Task description => State the number of lines that contain "title", with no other text.

Extracted information =>
****

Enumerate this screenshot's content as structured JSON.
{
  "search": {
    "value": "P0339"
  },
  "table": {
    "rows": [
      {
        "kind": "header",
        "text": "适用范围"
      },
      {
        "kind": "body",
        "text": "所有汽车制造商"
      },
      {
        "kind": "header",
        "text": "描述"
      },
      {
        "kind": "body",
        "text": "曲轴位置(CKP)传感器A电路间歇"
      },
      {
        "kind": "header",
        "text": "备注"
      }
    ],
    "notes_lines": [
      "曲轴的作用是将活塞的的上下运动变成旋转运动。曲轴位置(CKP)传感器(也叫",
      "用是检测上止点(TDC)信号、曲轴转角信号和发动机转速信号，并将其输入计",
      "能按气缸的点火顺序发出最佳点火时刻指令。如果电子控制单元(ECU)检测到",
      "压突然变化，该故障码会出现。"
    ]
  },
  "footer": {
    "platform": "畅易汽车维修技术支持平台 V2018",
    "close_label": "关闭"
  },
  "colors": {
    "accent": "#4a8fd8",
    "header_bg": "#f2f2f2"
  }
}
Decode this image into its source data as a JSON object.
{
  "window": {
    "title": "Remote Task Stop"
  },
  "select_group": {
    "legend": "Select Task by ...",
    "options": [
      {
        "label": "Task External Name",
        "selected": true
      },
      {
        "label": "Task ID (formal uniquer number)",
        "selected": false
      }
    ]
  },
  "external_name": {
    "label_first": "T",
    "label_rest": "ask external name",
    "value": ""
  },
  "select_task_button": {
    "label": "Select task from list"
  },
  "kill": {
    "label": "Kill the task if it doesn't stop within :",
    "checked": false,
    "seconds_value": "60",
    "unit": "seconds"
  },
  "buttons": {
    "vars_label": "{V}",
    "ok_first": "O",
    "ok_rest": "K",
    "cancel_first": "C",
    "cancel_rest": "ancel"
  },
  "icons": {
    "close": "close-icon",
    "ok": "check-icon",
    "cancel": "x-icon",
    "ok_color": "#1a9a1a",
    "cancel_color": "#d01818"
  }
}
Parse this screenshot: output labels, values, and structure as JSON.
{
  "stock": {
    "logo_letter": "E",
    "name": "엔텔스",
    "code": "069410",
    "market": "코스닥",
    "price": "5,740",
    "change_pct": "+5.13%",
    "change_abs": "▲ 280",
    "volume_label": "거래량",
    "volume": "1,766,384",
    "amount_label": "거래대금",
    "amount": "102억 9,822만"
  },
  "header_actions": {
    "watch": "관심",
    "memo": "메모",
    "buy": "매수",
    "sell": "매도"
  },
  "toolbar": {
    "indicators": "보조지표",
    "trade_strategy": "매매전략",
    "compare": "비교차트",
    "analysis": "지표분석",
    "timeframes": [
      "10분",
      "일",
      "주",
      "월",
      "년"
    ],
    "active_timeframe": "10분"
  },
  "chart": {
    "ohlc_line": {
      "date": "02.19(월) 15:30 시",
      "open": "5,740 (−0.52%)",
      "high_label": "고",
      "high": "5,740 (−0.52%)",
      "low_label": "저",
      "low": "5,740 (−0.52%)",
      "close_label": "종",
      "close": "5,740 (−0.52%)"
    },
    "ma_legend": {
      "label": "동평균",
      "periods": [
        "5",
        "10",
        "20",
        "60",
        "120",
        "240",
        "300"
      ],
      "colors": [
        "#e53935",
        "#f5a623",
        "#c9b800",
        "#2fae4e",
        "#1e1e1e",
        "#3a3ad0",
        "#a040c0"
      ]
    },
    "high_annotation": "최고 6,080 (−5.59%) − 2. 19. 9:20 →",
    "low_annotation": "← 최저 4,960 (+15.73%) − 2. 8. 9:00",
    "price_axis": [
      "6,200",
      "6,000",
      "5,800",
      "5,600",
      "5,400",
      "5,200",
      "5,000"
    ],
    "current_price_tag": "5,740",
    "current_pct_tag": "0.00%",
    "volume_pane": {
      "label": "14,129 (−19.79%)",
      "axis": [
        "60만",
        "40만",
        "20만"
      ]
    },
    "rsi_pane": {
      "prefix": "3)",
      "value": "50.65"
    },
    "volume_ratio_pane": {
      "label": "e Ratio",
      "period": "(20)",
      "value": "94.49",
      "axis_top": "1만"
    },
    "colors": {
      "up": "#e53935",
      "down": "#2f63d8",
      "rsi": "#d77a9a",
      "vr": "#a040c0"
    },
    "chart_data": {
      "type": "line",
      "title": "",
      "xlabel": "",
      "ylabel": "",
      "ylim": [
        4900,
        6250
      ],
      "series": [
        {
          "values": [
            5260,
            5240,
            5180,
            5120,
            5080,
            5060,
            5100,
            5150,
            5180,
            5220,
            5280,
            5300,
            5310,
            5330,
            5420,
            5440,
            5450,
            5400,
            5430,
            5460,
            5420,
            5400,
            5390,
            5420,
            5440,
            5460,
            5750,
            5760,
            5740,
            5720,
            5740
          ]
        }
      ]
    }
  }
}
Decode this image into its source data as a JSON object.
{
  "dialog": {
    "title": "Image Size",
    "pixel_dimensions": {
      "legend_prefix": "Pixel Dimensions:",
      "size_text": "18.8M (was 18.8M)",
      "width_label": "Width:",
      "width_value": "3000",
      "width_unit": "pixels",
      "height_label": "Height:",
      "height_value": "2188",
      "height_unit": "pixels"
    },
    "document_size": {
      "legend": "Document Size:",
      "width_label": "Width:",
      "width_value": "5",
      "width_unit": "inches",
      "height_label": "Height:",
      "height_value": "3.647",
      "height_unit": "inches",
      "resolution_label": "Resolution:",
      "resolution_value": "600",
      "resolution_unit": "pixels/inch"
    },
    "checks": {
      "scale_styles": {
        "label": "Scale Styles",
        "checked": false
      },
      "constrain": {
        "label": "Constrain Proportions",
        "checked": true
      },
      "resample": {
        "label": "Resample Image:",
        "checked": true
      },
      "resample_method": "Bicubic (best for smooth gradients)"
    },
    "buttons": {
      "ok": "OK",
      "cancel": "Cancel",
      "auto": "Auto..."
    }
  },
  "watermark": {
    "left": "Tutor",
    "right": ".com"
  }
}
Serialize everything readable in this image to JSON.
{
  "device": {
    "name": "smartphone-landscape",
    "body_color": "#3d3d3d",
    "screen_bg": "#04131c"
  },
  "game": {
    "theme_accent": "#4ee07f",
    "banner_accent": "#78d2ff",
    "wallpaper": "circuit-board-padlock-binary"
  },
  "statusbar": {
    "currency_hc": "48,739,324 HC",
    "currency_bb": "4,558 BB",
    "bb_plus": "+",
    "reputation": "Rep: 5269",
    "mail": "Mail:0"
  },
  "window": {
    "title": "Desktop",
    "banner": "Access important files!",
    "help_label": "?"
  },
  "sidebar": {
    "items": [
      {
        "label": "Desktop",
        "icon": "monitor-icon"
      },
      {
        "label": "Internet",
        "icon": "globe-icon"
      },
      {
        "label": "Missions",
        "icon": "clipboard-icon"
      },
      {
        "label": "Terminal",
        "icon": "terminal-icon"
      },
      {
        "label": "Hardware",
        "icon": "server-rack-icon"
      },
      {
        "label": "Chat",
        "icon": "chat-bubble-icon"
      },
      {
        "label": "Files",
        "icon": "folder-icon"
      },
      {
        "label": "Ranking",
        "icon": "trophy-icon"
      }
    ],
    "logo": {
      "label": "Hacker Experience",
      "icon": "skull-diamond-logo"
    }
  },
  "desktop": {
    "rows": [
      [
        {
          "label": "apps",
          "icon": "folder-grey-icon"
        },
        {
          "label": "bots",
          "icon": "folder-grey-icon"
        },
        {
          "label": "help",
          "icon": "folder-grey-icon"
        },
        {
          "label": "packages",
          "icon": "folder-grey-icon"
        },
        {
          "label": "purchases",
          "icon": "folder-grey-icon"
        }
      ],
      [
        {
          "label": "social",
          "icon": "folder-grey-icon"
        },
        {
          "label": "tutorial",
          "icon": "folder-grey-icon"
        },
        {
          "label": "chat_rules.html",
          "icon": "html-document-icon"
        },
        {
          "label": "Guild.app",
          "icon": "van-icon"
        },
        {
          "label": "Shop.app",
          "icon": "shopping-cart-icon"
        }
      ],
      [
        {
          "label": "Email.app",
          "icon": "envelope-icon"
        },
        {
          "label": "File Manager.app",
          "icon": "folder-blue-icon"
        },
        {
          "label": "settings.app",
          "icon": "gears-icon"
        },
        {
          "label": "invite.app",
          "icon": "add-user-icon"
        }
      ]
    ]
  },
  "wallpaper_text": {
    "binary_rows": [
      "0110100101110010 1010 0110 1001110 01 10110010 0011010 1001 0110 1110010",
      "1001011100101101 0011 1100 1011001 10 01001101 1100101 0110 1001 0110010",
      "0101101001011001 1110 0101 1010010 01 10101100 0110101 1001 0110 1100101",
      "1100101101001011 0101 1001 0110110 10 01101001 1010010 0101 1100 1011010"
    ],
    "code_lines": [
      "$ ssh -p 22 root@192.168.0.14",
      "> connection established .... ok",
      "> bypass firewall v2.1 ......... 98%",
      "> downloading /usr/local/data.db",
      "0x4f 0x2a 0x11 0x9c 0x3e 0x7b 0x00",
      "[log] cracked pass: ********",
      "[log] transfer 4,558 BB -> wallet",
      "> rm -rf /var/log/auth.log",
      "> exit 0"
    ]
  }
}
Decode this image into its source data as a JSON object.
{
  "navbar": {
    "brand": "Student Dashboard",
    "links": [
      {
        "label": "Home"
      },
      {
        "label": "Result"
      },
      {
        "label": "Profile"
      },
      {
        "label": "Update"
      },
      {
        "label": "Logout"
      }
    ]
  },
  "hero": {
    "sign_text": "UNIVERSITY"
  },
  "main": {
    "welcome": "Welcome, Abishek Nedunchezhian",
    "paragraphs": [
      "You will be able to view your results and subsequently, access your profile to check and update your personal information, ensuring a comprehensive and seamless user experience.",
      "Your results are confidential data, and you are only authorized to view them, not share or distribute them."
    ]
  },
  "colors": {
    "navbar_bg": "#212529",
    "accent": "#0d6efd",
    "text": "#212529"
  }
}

****

Solved exercise => 4